§ Exercise instructions
The exercise asks for every line of the data to be reproduced exactly.
----------
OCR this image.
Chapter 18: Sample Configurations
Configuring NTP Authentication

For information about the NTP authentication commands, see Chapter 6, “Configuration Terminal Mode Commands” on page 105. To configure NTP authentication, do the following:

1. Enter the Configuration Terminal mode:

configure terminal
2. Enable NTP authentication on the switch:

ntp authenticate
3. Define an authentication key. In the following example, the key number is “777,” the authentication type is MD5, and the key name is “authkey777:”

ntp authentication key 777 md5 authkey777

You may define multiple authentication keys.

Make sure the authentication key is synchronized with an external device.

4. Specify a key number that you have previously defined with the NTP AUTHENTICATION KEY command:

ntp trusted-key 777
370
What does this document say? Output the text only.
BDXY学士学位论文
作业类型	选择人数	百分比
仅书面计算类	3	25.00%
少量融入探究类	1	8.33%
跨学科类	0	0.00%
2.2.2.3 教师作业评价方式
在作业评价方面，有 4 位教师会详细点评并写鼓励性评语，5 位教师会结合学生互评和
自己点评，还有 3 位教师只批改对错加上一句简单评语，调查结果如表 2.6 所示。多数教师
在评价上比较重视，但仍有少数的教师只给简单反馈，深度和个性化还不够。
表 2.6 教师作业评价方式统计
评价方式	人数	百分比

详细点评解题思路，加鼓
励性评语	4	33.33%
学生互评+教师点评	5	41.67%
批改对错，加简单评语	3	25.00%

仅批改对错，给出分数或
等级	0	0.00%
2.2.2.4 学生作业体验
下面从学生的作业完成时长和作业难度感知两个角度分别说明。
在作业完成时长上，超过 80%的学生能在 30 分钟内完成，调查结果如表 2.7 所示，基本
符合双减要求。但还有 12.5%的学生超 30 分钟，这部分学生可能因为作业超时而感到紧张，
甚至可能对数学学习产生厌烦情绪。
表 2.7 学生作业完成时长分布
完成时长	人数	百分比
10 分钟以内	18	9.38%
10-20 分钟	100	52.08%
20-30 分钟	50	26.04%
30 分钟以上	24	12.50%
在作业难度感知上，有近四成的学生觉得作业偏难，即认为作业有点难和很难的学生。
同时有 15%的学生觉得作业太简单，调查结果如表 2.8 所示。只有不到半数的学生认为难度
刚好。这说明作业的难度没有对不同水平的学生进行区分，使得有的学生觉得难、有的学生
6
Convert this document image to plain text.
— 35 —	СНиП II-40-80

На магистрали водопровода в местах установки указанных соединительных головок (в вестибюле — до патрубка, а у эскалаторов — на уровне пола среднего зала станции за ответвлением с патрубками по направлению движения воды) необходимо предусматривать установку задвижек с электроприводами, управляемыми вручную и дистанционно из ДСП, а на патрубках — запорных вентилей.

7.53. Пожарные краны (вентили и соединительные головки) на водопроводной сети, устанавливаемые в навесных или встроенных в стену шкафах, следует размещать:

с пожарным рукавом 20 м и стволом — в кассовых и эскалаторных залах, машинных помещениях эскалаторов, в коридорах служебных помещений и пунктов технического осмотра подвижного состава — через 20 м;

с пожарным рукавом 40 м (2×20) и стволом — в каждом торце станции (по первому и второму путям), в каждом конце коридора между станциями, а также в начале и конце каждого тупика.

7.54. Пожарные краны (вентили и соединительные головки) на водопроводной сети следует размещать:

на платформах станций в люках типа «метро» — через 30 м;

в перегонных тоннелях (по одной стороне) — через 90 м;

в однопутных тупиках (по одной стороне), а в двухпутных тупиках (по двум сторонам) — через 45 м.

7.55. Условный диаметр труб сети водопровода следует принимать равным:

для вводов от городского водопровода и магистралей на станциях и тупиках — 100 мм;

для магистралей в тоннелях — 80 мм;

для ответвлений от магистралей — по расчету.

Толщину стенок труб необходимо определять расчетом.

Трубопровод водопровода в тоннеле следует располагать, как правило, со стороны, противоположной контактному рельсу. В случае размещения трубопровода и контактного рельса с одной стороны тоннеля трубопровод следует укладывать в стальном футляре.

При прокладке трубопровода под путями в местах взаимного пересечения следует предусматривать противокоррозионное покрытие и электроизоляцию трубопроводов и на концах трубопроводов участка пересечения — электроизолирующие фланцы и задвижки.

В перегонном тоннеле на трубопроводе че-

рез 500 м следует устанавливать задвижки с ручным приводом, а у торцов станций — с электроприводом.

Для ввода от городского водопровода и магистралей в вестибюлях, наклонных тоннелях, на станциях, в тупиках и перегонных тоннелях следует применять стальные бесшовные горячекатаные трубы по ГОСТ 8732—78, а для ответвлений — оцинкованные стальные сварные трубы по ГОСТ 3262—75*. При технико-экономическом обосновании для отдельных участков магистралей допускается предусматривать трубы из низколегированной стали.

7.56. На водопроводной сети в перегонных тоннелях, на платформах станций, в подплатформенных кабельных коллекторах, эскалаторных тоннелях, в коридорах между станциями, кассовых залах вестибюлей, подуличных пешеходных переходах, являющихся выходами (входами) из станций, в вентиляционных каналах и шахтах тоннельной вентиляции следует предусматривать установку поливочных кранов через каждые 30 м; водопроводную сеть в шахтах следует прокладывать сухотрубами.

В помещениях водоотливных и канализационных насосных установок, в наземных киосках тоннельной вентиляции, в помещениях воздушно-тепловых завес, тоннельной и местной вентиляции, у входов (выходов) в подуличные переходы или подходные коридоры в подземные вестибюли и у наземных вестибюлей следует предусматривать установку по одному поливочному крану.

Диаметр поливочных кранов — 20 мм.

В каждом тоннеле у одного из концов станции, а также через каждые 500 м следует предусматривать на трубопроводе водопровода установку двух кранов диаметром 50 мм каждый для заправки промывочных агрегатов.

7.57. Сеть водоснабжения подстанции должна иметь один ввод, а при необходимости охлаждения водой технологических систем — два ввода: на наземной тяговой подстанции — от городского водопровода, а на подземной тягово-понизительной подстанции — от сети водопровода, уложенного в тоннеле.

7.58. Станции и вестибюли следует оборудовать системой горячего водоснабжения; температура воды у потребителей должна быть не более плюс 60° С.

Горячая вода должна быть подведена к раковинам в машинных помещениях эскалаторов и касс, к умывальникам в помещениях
----------
§ Answer to this task
OCR this image.
Chapter 18: Sample Configurations
Configuring NTP Authentication

For information about the NTP authentication commands, see Chapter 6, “Configuration Terminal Mode Commands” on page 105. To configure NTP authentication, do the following:

1. Enter the Configuration Terminal mode:

configure terminal
2. Enable NTP authentication on the switch:

ntp authenticate
3. Define an authentication key. In the following example, the key number is “777,” the authentication type is MD5, and the key name is “authkey777:”

ntp authentication key 777 md5 authkey777

You may define multiple authentication keys.

Make sure the authentication key is synchronized with an external device.

4. Specify a key number that you have previously defined with the NTP AUTHENTICATION KEY command:

ntp trusted-key 777
370
What does this document say? Output the text only.
BDXY学士学位论文
作业类型	选择人数	百分比
仅书面计算类	3	25.00%
少量融入探究类	1	8.33%
跨学科类	0	0.00%
2.2.2.3 教师作业评价方式
在作业评价方面，有 4 位教师会详细点评并写鼓励性评语，5 位教师会结合学生互评和
自己点评，还有 3 位教师只批改对错加上一句简单评语，调查结果如表 2.6 所示。多数教师
在评价上比较重视，但仍有少数的教师只给简单反馈，深度和个性化还不够。
表 2.6 教师作业评价方式统计
评价方式	人数	百分比

详细点评解题思路，加鼓
励性评语	4	33.33%
学生互评+教师点评	5	41.67%
批改对错，加简单评语	3	25.00%

仅批改对错，给出分数或
等级	0	0.00%
2.2.2.4 学生作业体验
下面从学生的作业完成时长和作业难度感知两个角度分别说明。
在作业完成时长上，超过 80%的学生能在 30 分钟内完成，调查结果如表 2.7 所示，基本
符合双减要求。但还有 12.5%的学生超 30 分钟，这部分学生可能因为作业超时而感到紧张，
甚至可能对数学学习产生厌烦情绪。
表 2.7 学生作业完成时长分布
完成时长	人数	百分比
10 分钟以内	18	9.38%
10-20 分钟	100	52.08%
20-30 分钟	50	26.04%
30 分钟以上	24	12.50%
在作业难度感知上，有近四成的学生觉得作业偏难，即认为作业有点难和很难的学生。
同时有 15%的学生觉得作业太简单，调查结果如表 2.8 所示。只有不到半数的学生认为难度
刚好。这说明作业的难度没有对不同水平的学生进行区分，使得有的学生觉得难、有的学生
6
Convert this document image to plain text.
— 35 —	СНиП II-40-80

На магистрали водопровода в местах установки указанных соединительных головок (в вестибюле — до патрубка, а у эскалаторов — на уровне пола среднего зала станции за ответвлением с патрубками по направлению движения воды) необходимо предусматривать установку задвижек с электроприводами, управляемыми вручную и дистанционно из ДСП, а на патрубках — запорных вентилей.

7.53. Пожарные краны (вентили и соединительные головки) на водопроводной сети, устанавливаемые в навесных или встроенных в стену шкафах, следует размещать:

с пожарным рукавом 20 м и стволом — в кассовых и эскалаторных залах, машинных помещениях эскалаторов, в коридорах служебных помещений и пунктов технического осмотра подвижного состава — через 20 м;

с пожарным рукавом 40 м (2×20) и стволом — в каждом торце станции (по первому и второму путям), в каждом конце коридора между станциями, а также в начале и конце каждого тупика.

7.54. Пожарные краны (вентили и соединительные головки) на водопроводной сети следует размещать:

на платформах станций в люках типа «метро» — через 30 м;

в перегонных тоннелях (по одной стороне) — через 90 м;

в однопутных тупиках (по одной стороне), а в двухпутных тупиках (по двум сторонам) — через 45 м.

7.55. Условный диаметр труб сети водопровода следует принимать равным:

для вводов от городского водопровода и магистралей на станциях и тупиках — 100 мм;

для магистралей в тоннелях — 80 мм;

для ответвлений от магистралей — по расчету.

Толщину стенок труб необходимо определять расчетом.

Трубопровод водопровода в тоннеле следует располагать, как правило, со стороны, противоположной контактному рельсу. В случае размещения трубопровода и контактного рельса с одной стороны тоннеля трубопровод следует укладывать в стальном футляре.

При прокладке трубопровода под путями в местах взаимного пересечения следует предусматривать противокоррозионное покрытие и электроизоляцию трубопроводов и на концах трубопроводов участка пересечения — электроизолирующие фланцы и задвижки.

В перегонном тоннеле на трубопроводе че-

рез 500 м следует устанавливать задвижки с ручным приводом, а у торцов станций — с электроприводом.

Для ввода от городского водопровода и магистралей в вестибюлях, наклонных тоннелях, на станциях, в тупиках и перегонных тоннелях следует применять стальные бесшовные горячекатаные трубы по ГОСТ 8732—78, а для ответвлений — оцинкованные стальные сварные трубы по ГОСТ 3262—75*. При технико-экономическом обосновании для отдельных участков магистралей допускается предусматривать трубы из низколегированной стали.

7.56. На водопроводной сети в перегонных тоннелях, на платформах станций, в подплатформенных кабельных коллекторах, эскалаторных тоннелях, в коридорах между станциями, кассовых залах вестибюлей, подуличных пешеходных переходах, являющихся выходами (входами) из станций, в вентиляционных каналах и шахтах тоннельной вентиляции следует предусматривать установку поливочных кранов через каждые 30 м; водопроводную сеть в шахтах следует прокладывать сухотрубами.

В помещениях водоотливных и канализационных насосных установок, в наземных киосках тоннельной вентиляции, в помещениях воздушно-тепловых завес, тоннельной и местной вентиляции, у входов (выходов) в подуличные переходы или подходные коридоры в подземные вестибюли и у наземных вестибюлей следует предусматривать установку по одному поливочному крану.

Диаметр поливочных кранов — 20 мм.

В каждом тоннеле у одного из концов станции, а также через каждые 500 м следует предусматривать на трубопроводе водопровода установку двух кранов диаметром 50 мм каждый для заправки промывочных агрегатов.

7.57. Сеть водоснабжения подстанции должна иметь один ввод, а при необходимости охлаждения водой технологических систем — два ввода: на наземной тяговой подстанции — от городского водопровода, а на подземной тягово-понизительной подстанции — от сети водопровода, уложенного в тоннеле.

7.58. Станции и вестибюли следует оборудовать системой горячего водоснабжения; температура воды у потребителей должна быть не более плюс 60° С.

Горячая вода должна быть подведена к раковинам в машинных помещениях эскалаторов и касс, к умывальникам в помещениях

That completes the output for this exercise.